# [REQUEST]
Report the number of lines in these entries that contain "الروضة". Write only the number.

# [DATA SECTION]
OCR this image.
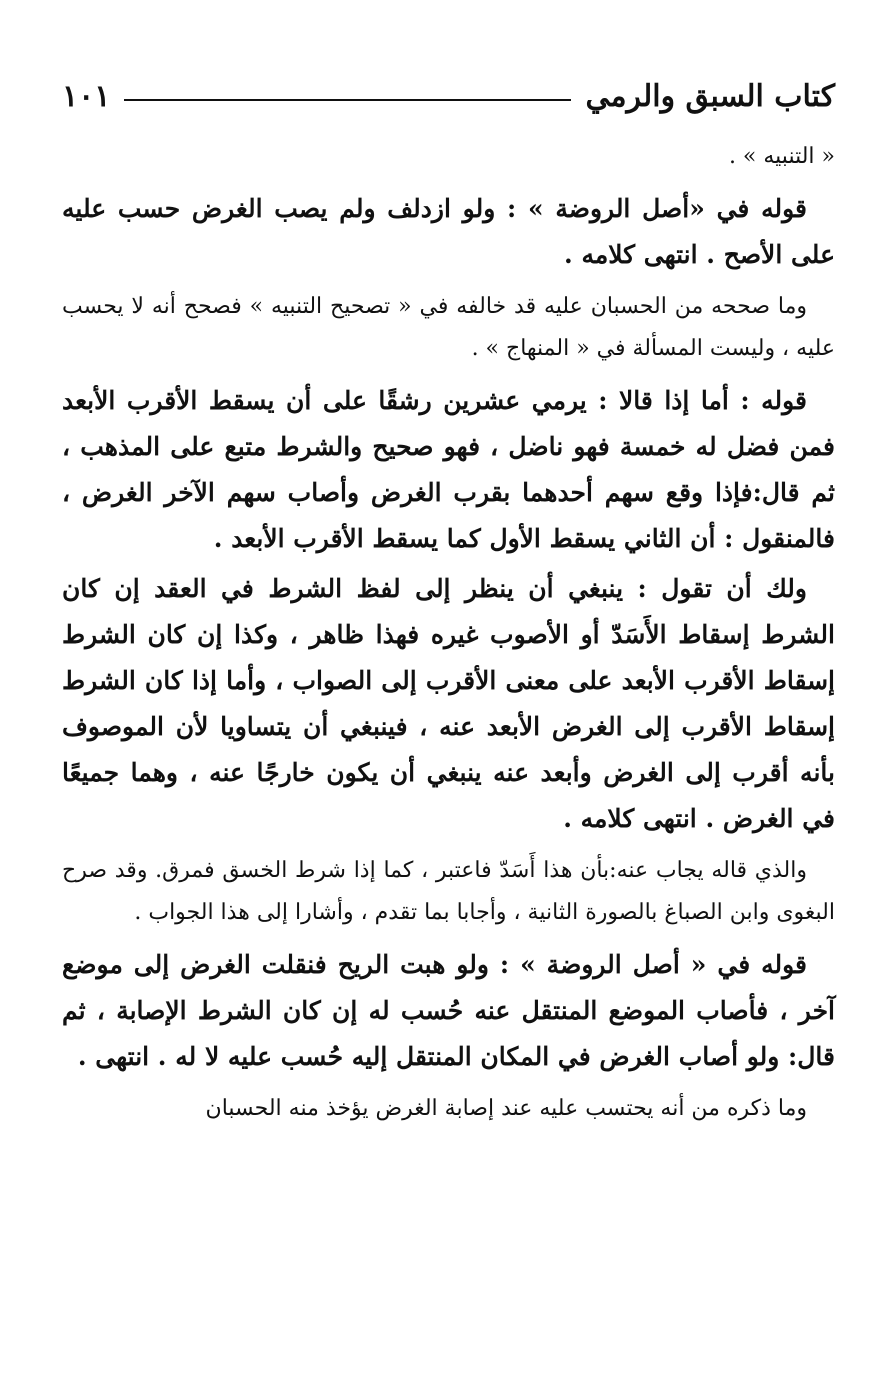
كتاب السبق والرمي
١٠١

« التنبيه » .

قوله في «أصل الروضة » : ولو ازدلف ولم يصب الغرض حسب عليه على الأصح . انتهى كلامه .

وما صححه من الحسبان عليه قد خالفه في « تصحيح التنبيه » فصحح أنه لا يحسب عليه ، وليست المسألة في « المنهاج » .

قوله : أما إذا قالا : يرمي عشرين رشقًا على أن يسقط الأقرب الأبعد فمن فضل له خمسة فهو ناضل ، فهو صحيح والشرط متبع على المذهب ، ثم قال:فإذا وقع سهم أحدهما بقرب الغرض وأصاب سهم الآخر الغرض ، فالمنقول : أن الثاني يسقط الأول كما يسقط الأقرب الأبعد .

ولك أن تقول : ينبغي أن ينظر إلى لفظ الشرط في العقد إن كان الشرط إسقاط الأَسَدّ أو الأصوب غيره فهذا ظاهر ، وكذا إن كان الشرط إسقاط الأقرب الأبعد على معنى الأقرب إلى الصواب ، وأما إذا كان الشرط إسقاط الأقرب إلى الغرض الأبعد عنه ، فينبغي أن يتساويا لأن الموصوف بأنه أقرب إلى الغرض وأبعد عنه ينبغي أن يكون خارجًا عنه ، وهما جميعًا في الغرض . انتهى كلامه .

والذي قاله يجاب عنه:بأن هذا أَسَدّ فاعتبر ، كما إذا شرط الخسق فمرق. وقد صرح البغوى وابن الصباغ بالصورة الثانية ، وأجابا بما تقدم ، وأشارا إلى هذا الجواب .

قوله في « أصل الروضة » : ولو هبت الريح فنقلت الغرض إلى موضع آخر ، فأصاب الموضع المنتقل عنه حُسب له إن كان الشرط الإصابة ، ثم قال: ولو أصاب الغرض في المكان المنتقل إليه حُسب عليه لا له . انتهى .

وما ذكره من أنه يحتسب عليه عند إصابة الغرض يؤخذ منه الحسبان
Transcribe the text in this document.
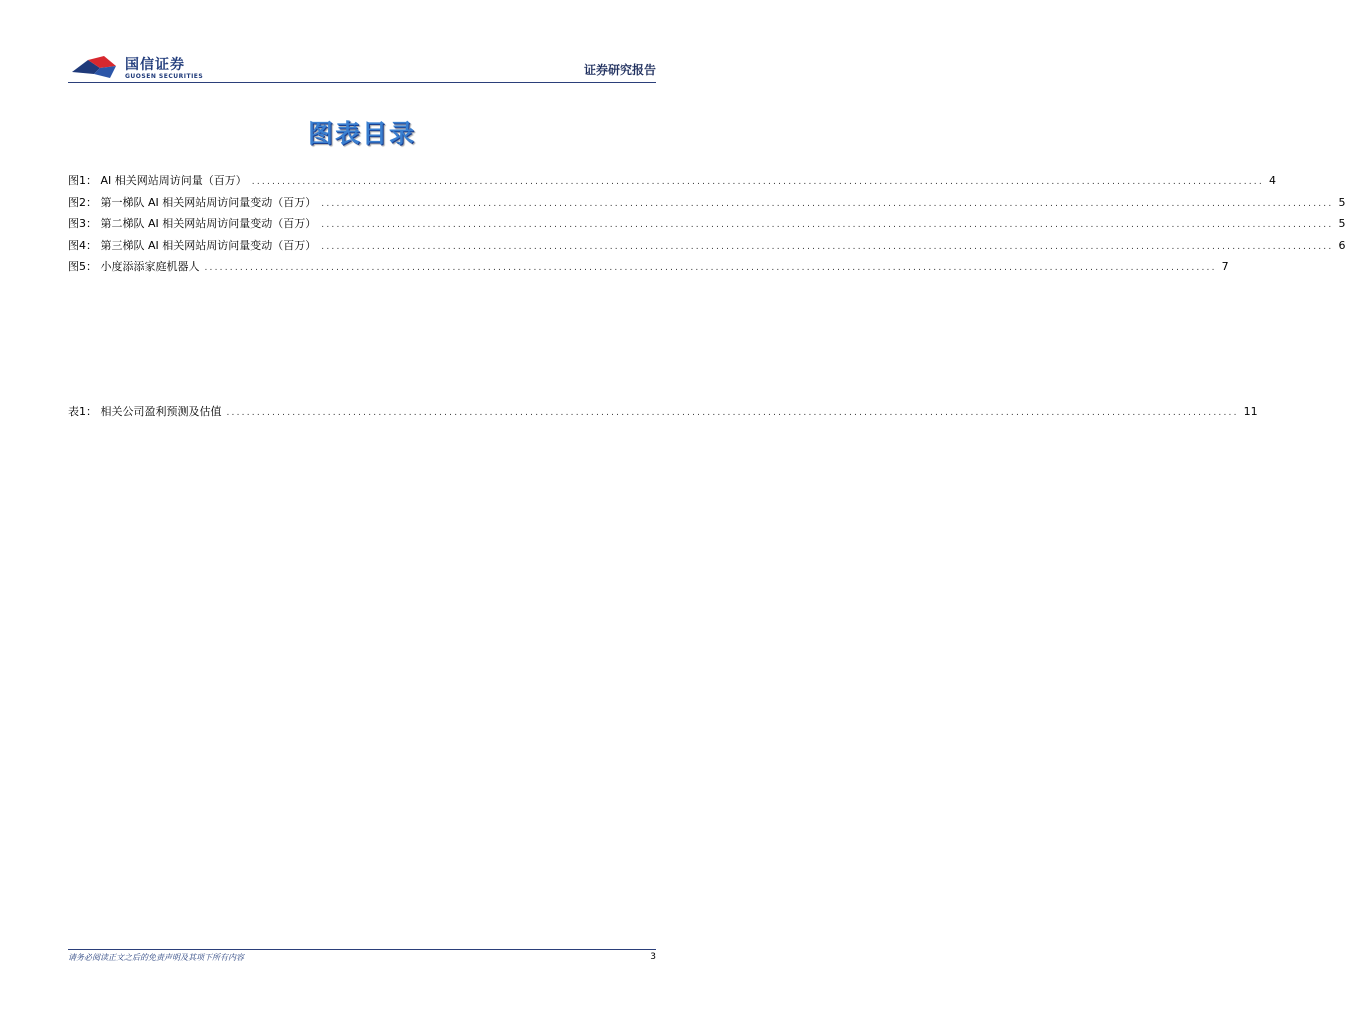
国信证券
GUOSEN SECURITIES	证券研究报告
图表目录
图1： AI 相关网站周访问量（百万） ........................................................................................................................................................................................................ 4
图2： 第一梯队 AI 相关网站周访问量变动（百万） ........................................................................................................................................................................................................ 5
图3： 第二梯队 AI 相关网站周访问量变动（百万） ........................................................................................................................................................................................................ 5
图4： 第三梯队 AI 相关网站周访问量变动（百万） ........................................................................................................................................................................................................ 6
图5： 小度添添家庭机器人 ........................................................................................................................................................................................................ 7
表1： 相关公司盈利预测及估值 ........................................................................................................................................................................................................ 11
请务必阅读正文之后的免责声明及其项下所有内容	3
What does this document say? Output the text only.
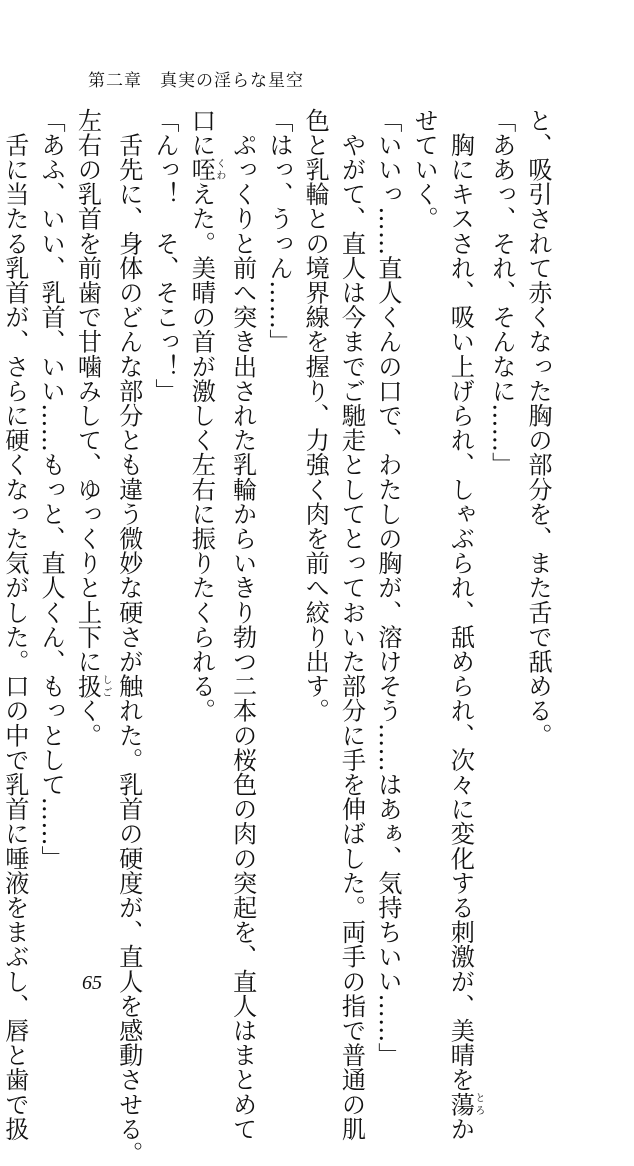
第二章　真実の淫らな星空
と、吸引されて赤くなった胸の部分を、また舌で舐める。
「ああっ、それ、そんなに……」
　胸にキスされ、吸い上げられ、しゃぶられ、舐められ、次々に変化する刺激が、美晴を蕩とろか
せていく。
「いいっ……直人くんの口で、わたしの胸が、溶けそう……はあぁ、気持ちいい……」
　やがて、直人は今までご馳走としてとっておいた部分に手を伸ばした。両手の指で普通の肌
色と乳輪との境界線を握り、力強く肉を前へ絞り出す。
「はっ、うっん……」
　ぷっくりと前へ突き出された乳輪からいきり勃つ二本の桜色の肉の突起を、直人はまとめて
口に咥くわえた。美晴の首が激しく左右に振りたくられる。
「んっ！　そ、そこっ！」
　舌先に、身体のどんな部分とも違う微妙な硬さが触れた。乳首の硬度が、直人を感動させる。
左右の乳首を前歯で甘噛みして、ゆっくりと上下に扱しごく。
「あふ、いい、乳首、いい……もっと、直人くん、もっとして……」
　舌に当たる乳首が、さらに硬くなった気がした。口の中で乳首に唾液をまぶし、唇と歯で扱	65
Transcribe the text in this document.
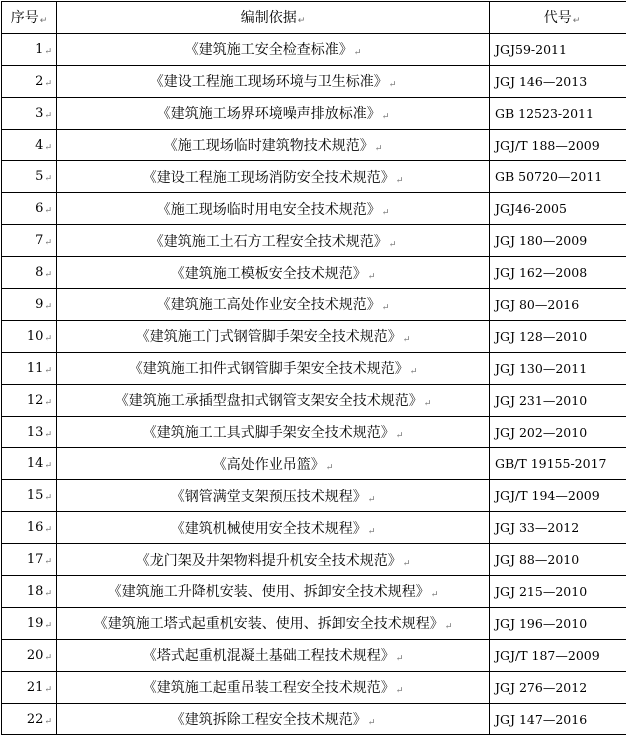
序号↵	编制依据↵	代号↵
1↵	《建筑施工安全检查标准》↵	JGJ59-2011
2↵	《建设工程施工现场环境与卫生标准》↵	JGJ 146—2013
3↵	《建筑施工场界环境噪声排放标准》↵	GB 12523-2011
4↵	《施工现场临时建筑物技术规范》↵	JGJ/T 188—2009
5↵	《建设工程施工现场消防安全技术规范》↵	GB 50720—2011
6↵	《施工现场临时用电安全技术规范》↵	JGJ46-2005
7↵	《建筑施工土石方工程安全技术规范》↵	JGJ 180—2009
8↵	《建筑施工模板安全技术规范》↵	JGJ 162—2008
9↵	《建筑施工高处作业安全技术规范》↵	JGJ 80—2016
10↵	《建筑施工门式钢管脚手架安全技术规范》↵	JGJ 128—2010
11↵	《建筑施工扣件式钢管脚手架安全技术规范》↵	JGJ 130—2011
12↵	《建筑施工承插型盘扣式钢管支架安全技术规范》↵	JGJ 231—2010
13↵	《建筑施工工具式脚手架安全技术规范》↵	JGJ 202—2010
14↵	《高处作业吊篮》↵	GB/T 19155-2017
15↵	《钢管满堂支架预压技术规程》↵	JGJ/T 194—2009
16↵	《建筑机械使用安全技术规程》↵	JGJ 33—2012
17↵	《龙门架及井架物料提升机安全技术规范》↵	JGJ 88—2010
18↵	《建筑施工升降机安装、使用、拆卸安全技术规程》↵	JGJ 215—2010
19↵	《建筑施工塔式起重机安装、使用、拆卸安全技术规程》↵	JGJ 196—2010
20↵	《塔式起重机混凝土基础工程技术规程》↵	JGJ/T 187—2009
21↵	《建筑施工起重吊装工程安全技术规范》↵	JGJ 276—2012
22↵	《建筑拆除工程安全技术规范》↵	JGJ 147—2016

# [SOLUTION TO THIS TASK]
2